• **Textauszug**
************
Es war höchst unwahrscheinlich, dass in dieser Zeit, in der es nicht einmal in den führenden Schichten der Arbeiterklasse solcherart Bestrebungen gab, aus Eliot eine revolutionäre Gegnerin des Kapitalismus hätte werden können. Es ist im Gegenteil sehr außergewöhnlich, dass Eliot in diesem konservativen Klima ihre in hohem Maße eindringlichen und kritischen sozialen Ansichten entwickelte.

Realismus

Der Realismus ist ein umfassendes Thema, das hier nur gestreift werden kann. Es scheint berechtigt, unsere "linksliberalen" Kritiker zu fragen, von welchem Standpunkt sie Eliots angeblich "traditionellen" und "naiven" Auffassungen kritisieren, besonders ihre Darlegungen im Kapitel 17 mit der Überschrift: In welchem die Geschichte eine kleine Pause macht. Bevorzugen sie reichhaltigere und genauere Annäherungen an das Leben, als Eliot sie zu schaffen vermochte und berücksichtigen sie dabei den künstlerischen Fortschritt und die gesellschaftlichen Erfahrungen der letzten 150 Jahre? Oder ist ihre Kritik nicht vielmehr ein Rückschritt, der damit zusammenhängt, dass sie jegliches Vermögen ablehnen, die Wahrheit über die objektive Welt künstlerisch nachzuvollziehen?
************
• **Aufgabenstellung**
- 1) Fassen Sie den Textauszug über Eliot und den Realismus in zwei Sätzen zusammen.
- 2) Übertragen Sie aus dem Textauszug wortgetreu den Abschnitt, der mit den Worten „Der Realismus ist“ beginnt und mit „Welt künstlerisch nachzuvollziehen?“ endet.

• **Zeilen aus einer Datenquelle**
************
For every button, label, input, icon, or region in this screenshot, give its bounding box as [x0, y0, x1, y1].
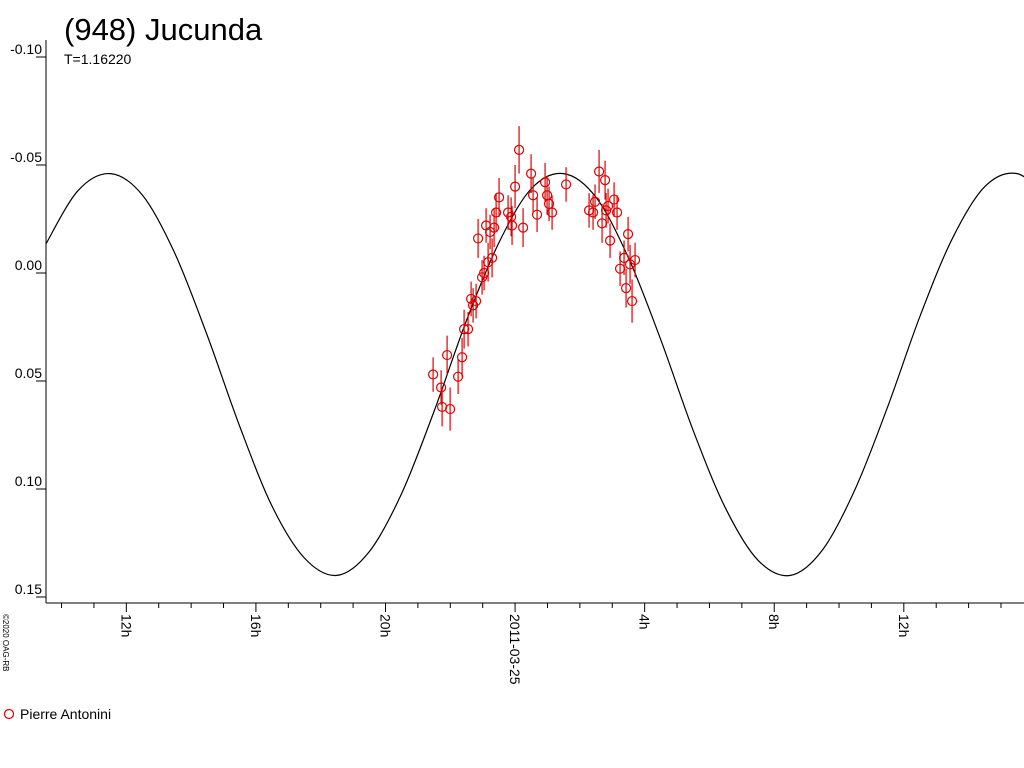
- data-point: [456, 352, 468, 363]
- data-point: [546, 207, 558, 218]
- data-point: [509, 181, 521, 192]
- y-tick-label: 0.05: [15, 365, 42, 381]
- data-point: [486, 252, 498, 263]
- y-tick-label: 0.10: [15, 473, 42, 489]
- chart-title: (948) Jucunda: [64, 12, 263, 47]
- data-point: [587, 207, 599, 218]
- data-point: [622, 229, 634, 240]
- y-tick-label: 0.15: [15, 581, 42, 597]
- data-point: [539, 177, 551, 188]
- data-point: [472, 233, 484, 244]
- data-point: [543, 198, 555, 209]
- y-tick-label: 0.00: [15, 257, 42, 273]
- x-tick-label: 20h: [377, 614, 393, 637]
- data-point: [560, 179, 572, 190]
- data-point: [427, 369, 439, 380]
- data-point: [490, 207, 502, 218]
- x-tick-label: 8h: [766, 614, 782, 630]
- data-point: [517, 222, 529, 233]
- data-point: [608, 194, 620, 205]
- data-point: [444, 403, 456, 415]
- credit: ©2020 OAG-RB: [1, 614, 10, 671]
- data-point: [462, 324, 474, 335]
- data-point: [488, 222, 500, 233]
- data-point: [602, 200, 614, 212]
- data-point: [618, 252, 630, 263]
- data-point: [626, 295, 638, 307]
- data-point: [611, 207, 623, 218]
- legend-marker: [3, 708, 15, 720]
- data-point: [470, 295, 482, 307]
- data-point: [527, 190, 539, 201]
- y-tick-label: -0.05: [10, 149, 42, 165]
- data-point: [599, 175, 611, 186]
- x-tick-label: 12h: [896, 614, 912, 637]
- data-point: [525, 168, 537, 179]
- fit-curve: [46, 172, 1024, 577]
- data-point: [513, 144, 525, 155]
- x-tick-label: 4h: [637, 614, 653, 630]
- plot-area: [46, 126, 1024, 577]
- y-tick-label: -0.10: [10, 41, 42, 57]
- data-point: [593, 166, 605, 177]
- x-tick-label: 12h: [118, 614, 134, 637]
- data-point: [531, 209, 543, 220]
- x-tick-label: 2011-03-25: [507, 614, 523, 685]
- data-point: [604, 235, 616, 246]
- data-point: [441, 349, 453, 361]
- data-point: [435, 382, 447, 393]
- data-point: [620, 283, 632, 294]
- legend-label: Pierre Antonini: [20, 706, 111, 722]
- x-tick-label: 16h: [248, 614, 264, 637]
- data-point: [506, 220, 518, 231]
- data-point: [629, 254, 641, 266]
- data-point: [589, 196, 601, 207]
- chart-subtitle: T=1.16220: [64, 51, 132, 67]
- data-point: [493, 192, 505, 203]
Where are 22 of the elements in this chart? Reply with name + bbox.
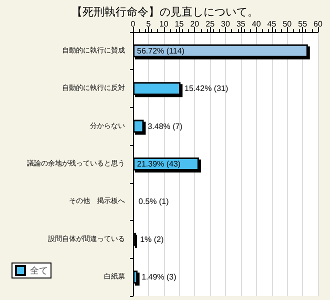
data-label: 1% (2) [140, 234, 164, 244]
x-tick-label: 45 [267, 20, 277, 28]
x-tick-label: 0 [130, 20, 136, 28]
x-tick-label: 20 [190, 20, 200, 28]
x-tick-label: 30 [221, 20, 230, 28]
x-tick-label: 40 [252, 20, 262, 28]
x-tick-label: 10 [159, 20, 169, 28]
x-tick-label: 5 [146, 20, 152, 28]
x-tick-label: 50 [282, 20, 292, 28]
x-tick-label: 60 [314, 20, 323, 28]
x-tick-label: 15 [174, 20, 184, 28]
chart-title: 【死刑執行命令】の見直しについて。 [72, 6, 258, 18]
x-tick-label: 25 [206, 20, 216, 28]
x-tick-label: 35 [236, 20, 246, 28]
data-label: 15.42% (31) [184, 84, 228, 94]
data-label: 1.49% (3) [142, 272, 177, 282]
data-label: 56.72% (114) [137, 46, 185, 56]
legend-label: 全て [30, 266, 48, 276]
data-label: 21.39% (43) [137, 160, 181, 168]
data-label: 0.5% (1) [138, 197, 170, 206]
data-label: 3.48% (7) [148, 122, 183, 131]
x-tick-label: 55 [298, 20, 308, 28]
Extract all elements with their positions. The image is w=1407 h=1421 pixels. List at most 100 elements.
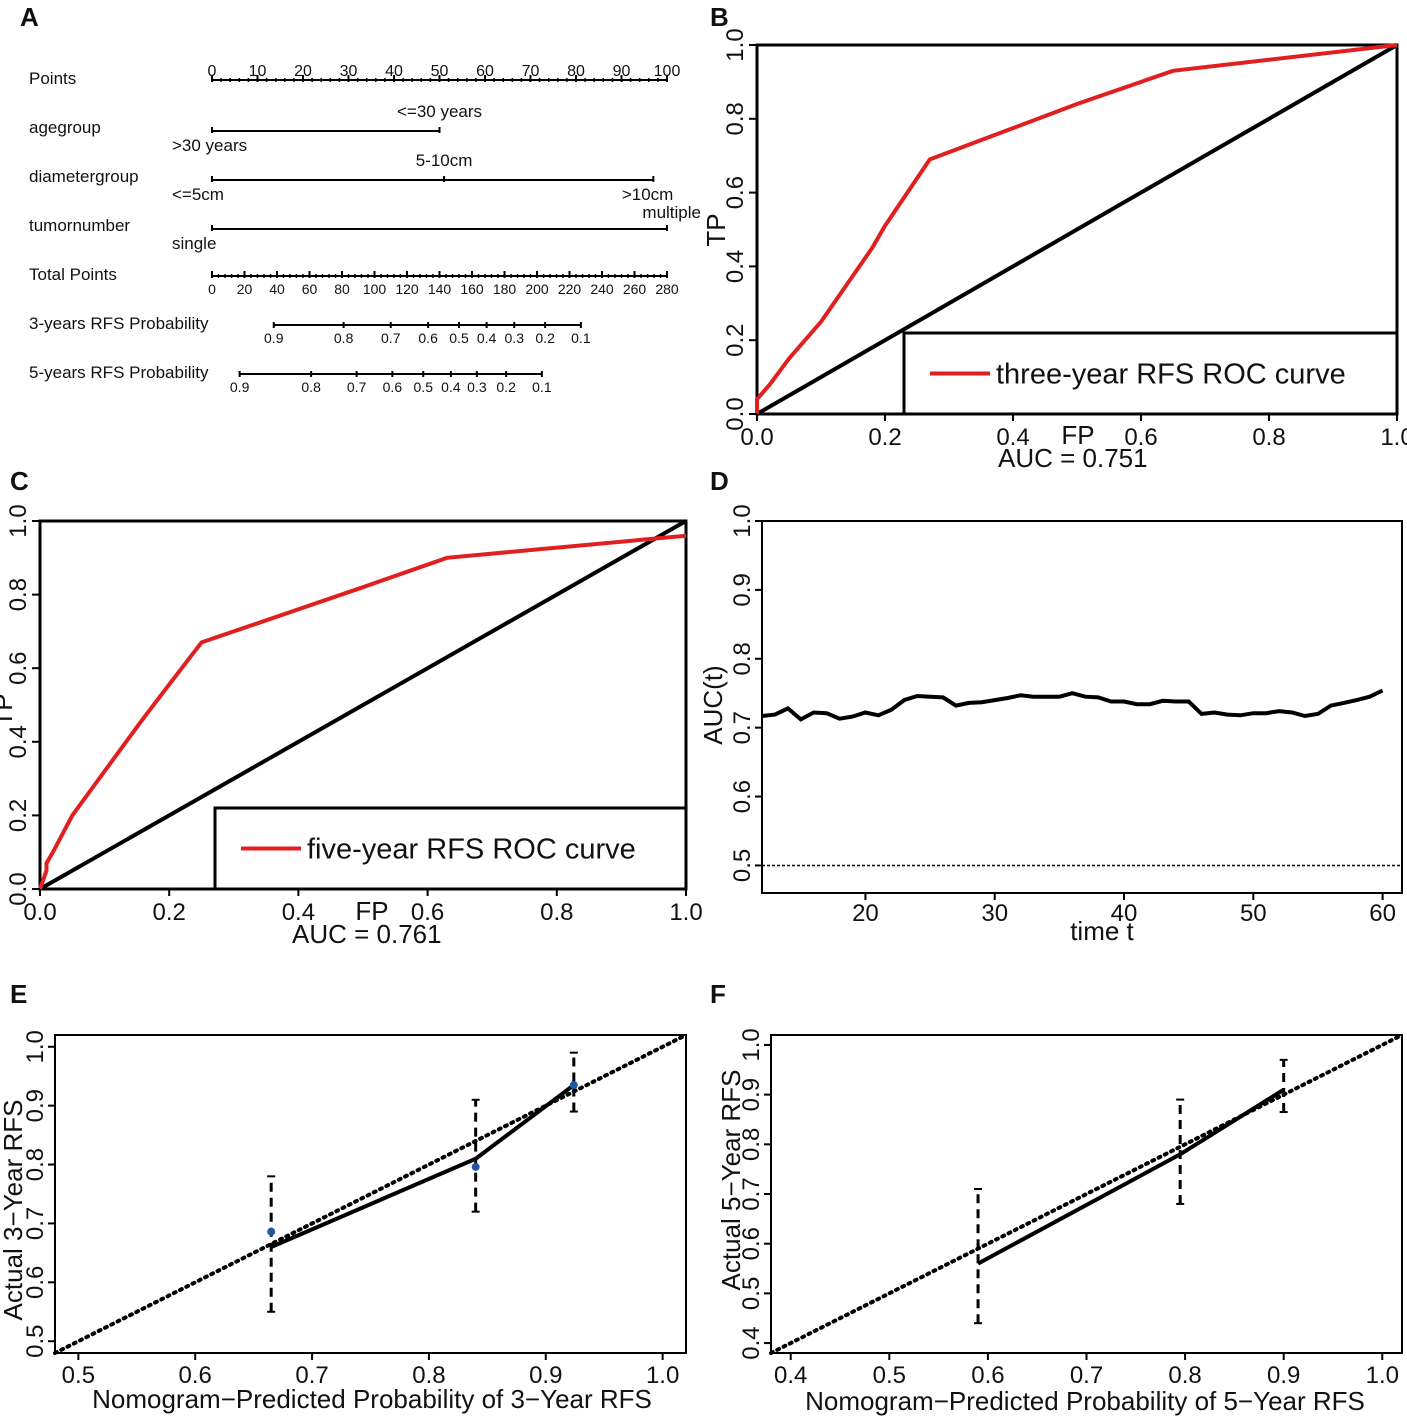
- nomogram-tick-label: 20: [237, 281, 253, 297]
- nomogram-level-label: >10cm: [622, 185, 674, 204]
- nomogram-tick-label: 240: [590, 281, 614, 297]
- nomogram-tick-label: 0: [208, 281, 216, 297]
- panel-letter-d: D: [710, 466, 729, 496]
- auc-ytick-label: 0.7: [729, 711, 756, 744]
- calib-f-ytick-label: 0.9: [738, 1078, 765, 1111]
- roc-c-roc-curve: [38, 533, 687, 890]
- nomogram-tick-label: 60: [302, 281, 318, 297]
- nomogram-tick-label: 120: [395, 281, 419, 297]
- nomogram-prob-label: 0.6: [383, 379, 403, 395]
- roc-c-xtick-label: 0.2: [153, 899, 186, 926]
- nomogram-prob-label: 0.3: [467, 379, 487, 395]
- calib-f-x-axis-label: Nomogram−Predicted Probability of 5−Year…: [805, 1386, 1365, 1416]
- auc-ytick-label: 0.8: [729, 642, 756, 675]
- roc-b-xtick-label: 0.0: [740, 424, 773, 451]
- roc-b-ytick-label: 0.6: [722, 176, 749, 209]
- roc-c-auc-annotation: AUC = 0.761: [292, 919, 442, 949]
- nomogram-tick-label: 200: [525, 281, 549, 297]
- roc-c-ytick-label: 0.6: [5, 652, 32, 685]
- panel-letter-e: E: [10, 979, 27, 1009]
- nomogram-level-label: multiple: [642, 203, 701, 222]
- roc-b-ytick-label: 0.0: [722, 397, 749, 430]
- calib-e-observed-point: [267, 1227, 276, 1236]
- roc-b-roc-curve: [755, 43, 1398, 414]
- auc-xtick-label: 40: [1111, 900, 1138, 927]
- auc-ytick-label: 0.9: [729, 573, 756, 606]
- roc-c-ytick-label: 0.2: [5, 799, 32, 832]
- nomogram-prob-label: 0.9: [264, 330, 284, 346]
- calibration-3-year-panel: 0.50.60.70.80.91.00.5 0.6 0.7 0.8 0.9 1.0Nomo…: [0, 1030, 688, 1414]
- calib-e-xtick-label: 0.6: [179, 1362, 212, 1389]
- nomogram-tick-label: 100: [654, 63, 681, 80]
- roc-c-ytick-label: 1.0: [5, 504, 32, 537]
- calibration-5-year-panel: 0.4 0.5 0.6 0.7 0.8 0.9 1.0 0.4 0.5 0.6 0.7 0.8 0.9 1…: [716, 1028, 1404, 1416]
- nomogram-tick-label: 90: [613, 63, 631, 80]
- nomogram-tick-label: 0: [208, 63, 217, 80]
- calib-f-ytick-label: 1.0: [738, 1028, 765, 1061]
- calib-e-plot-frame: [54, 1034, 687, 1354]
- nomogram-tick-label: 220: [558, 281, 582, 297]
- roc-c-xtick-label: 1.0: [669, 899, 702, 926]
- nomogram-row-label: 5-years RFS Probability: [29, 363, 209, 382]
- roc-b-x-axis-label: FP: [1061, 420, 1094, 450]
- auc-xtick-label: 20: [852, 900, 879, 927]
- auc-x-axis-label: time t: [1070, 916, 1134, 946]
- calib-f-xtick-label: 1.0: [1366, 1362, 1399, 1389]
- nomogram-prob-label: 0.6: [418, 330, 438, 346]
- auc-curve: [761, 688, 1384, 722]
- roc-c-ytick-label: 0.4: [5, 725, 32, 758]
- nomogram-prob-label: 0.5: [414, 379, 434, 395]
- calib-e-xtick-label: 0.9: [529, 1362, 562, 1389]
- calib-e-ytick-label: 0.6: [22, 1266, 49, 1299]
- nomogram-row-label: agegroup: [29, 118, 101, 137]
- roc-c-xtick-label: 0.0: [23, 899, 56, 926]
- roc-c-xtick-label: 0.6: [411, 899, 444, 926]
- nomogram-level-label: <=30 years: [397, 102, 482, 121]
- nomogram-level-label: <=5cm: [172, 185, 224, 204]
- nomogram-level-label: >30 years: [172, 136, 247, 155]
- roc-3-year-panel: 0.0 0.2 0.4 0.6 0.8 1.0 0.0 0.2 0.4 0.6 0.8 1.0 FPAU…: [701, 28, 1407, 473]
- nomogram-prob-label: 0.2: [496, 379, 516, 395]
- calib-f-xtick-label: 0.4: [774, 1362, 807, 1389]
- auc-xtick-label: 60: [1369, 900, 1396, 927]
- calib-f-ytick-label: 0.8: [738, 1128, 765, 1161]
- roc-b-ytick-label: 0.4: [722, 250, 749, 283]
- nomogram-tick-label: 70: [522, 63, 540, 80]
- calib-e-x-axis-label: Nomogram−Predicted Probability of 3−Year…: [92, 1384, 652, 1414]
- roc-b-xtick-label: 0.2: [868, 424, 901, 451]
- nomogram-row-label: diametergroup: [29, 167, 139, 186]
- nomogram-level-label: single: [172, 234, 216, 253]
- roc-c-diagonal-line: [39, 519, 687, 891]
- roc-c-y-axis-label: TP: [0, 693, 18, 726]
- auc-ytick-label: 0.5: [729, 849, 756, 882]
- roc-5-year-panel: 0.0 0.2 0.4 0.6 0.8 1.0 0.0 0.2 0.4 0.6 0.8 1.0 FPAU…: [0, 504, 703, 949]
- calib-f-xtick-label: 0.6: [971, 1362, 1004, 1389]
- nomogram-tick-label: 100: [363, 281, 387, 297]
- nomogram-prob-label: 0.1: [571, 330, 591, 346]
- roc-b-xtick-label: 0.8: [1252, 424, 1285, 451]
- calib-e-ytick-label: 0.5: [22, 1325, 49, 1358]
- roc-b-legend-label: three-year RFS ROC curve: [996, 359, 1346, 391]
- nomogram-row-label: Points: [29, 69, 76, 88]
- auc-xtick-label: 50: [1240, 900, 1267, 927]
- roc-c-xtick-label: 0.8: [540, 899, 573, 926]
- nomogram-tick-label: 280: [655, 281, 679, 297]
- nomogram-prob-label: 0.8: [334, 330, 354, 346]
- nomogram-row-label: 3-years RFS Probability: [29, 314, 209, 333]
- calib-f-ytick-label: 0.4: [738, 1326, 765, 1359]
- panel-letter-f: F: [710, 979, 726, 1009]
- nomogram-tick-label: 180: [493, 281, 517, 297]
- calib-e-xtick-label: 0.8: [412, 1362, 445, 1389]
- nomogram-tick-label: 260: [623, 281, 647, 297]
- calib-f-xtick-label: 0.9: [1267, 1362, 1300, 1389]
- nomogram-prob-label: 0.2: [535, 330, 555, 346]
- roc-b-xtick-label: 1.0: [1380, 424, 1407, 451]
- roc-b-xtick-label: 0.4: [996, 424, 1029, 451]
- auc-ytick-label: 1.0: [729, 504, 756, 537]
- time-auc-panel: 0.5 0.6 0.7 0.8 0.9 1.0 20 30 40 50 60 time t AUC(t): [698, 504, 1403, 946]
- nomogram-tick-label: 80: [567, 63, 585, 80]
- auc-y-axis-label: AUC(t): [698, 665, 728, 744]
- roc-c-ytick-label: 0.8: [5, 578, 32, 611]
- calib-f-ideal-line: [769, 1033, 1404, 1355]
************
• **Erwartete Ergebnisse**
- 1) Es gilt als sehr außergewöhnlich, dass Eliot in einem konservativen Klima, in dem nicht einmal die führenden Schichten der Arbeiterklasse revolutionäre Bestrebungen hatten, in hohem Maße eindringliche und kritische soziale Ansichten entwickelte. Zum Realismus wird gefragt, von welchem Standpunkt aus „linksliberale“ Kritiker Eliots angeblich „traditionelle“ und „naive“ Auffassungen kritisieren und ob ihre Kritik nicht eher ein Rückschritt ist, der mit ihrer Ablehnung jedes Vermögens zusammenhängt, die Wahrheit über die objektive Welt künstlerisch nachzuvollziehen.

- 2)
Der Realismus ist ein umfassendes Thema, das hier nur gestreift werden kann. Es scheint berechtigt, unsere "linksliberalen" Kritiker zu fragen, von welchem Standpunkt sie Eliots angeblich "traditionellen" und "naiven" Auffassungen kritisieren, besonders ihre Darlegungen im Kapitel 17 mit der Überschrift: In welchem die Geschichte eine kleine Pause macht. Bevorzugen sie reichhaltigere und genauere Annäherungen an das Leben, als Eliot sie zu schaffen vermochte und berücksichtigen sie dabei den künstlerischen Fortschritt und die gesellschaftlichen Erfahrungen der letzten 150 Jahre? Oder ist ihre Kritik nicht vielmehr ein Rückschritt, der damit zusammenhängt, dass sie jegliches Vermögen ablehnen, die Wahrheit über die objektive Welt künstlerisch nachzuvollziehen?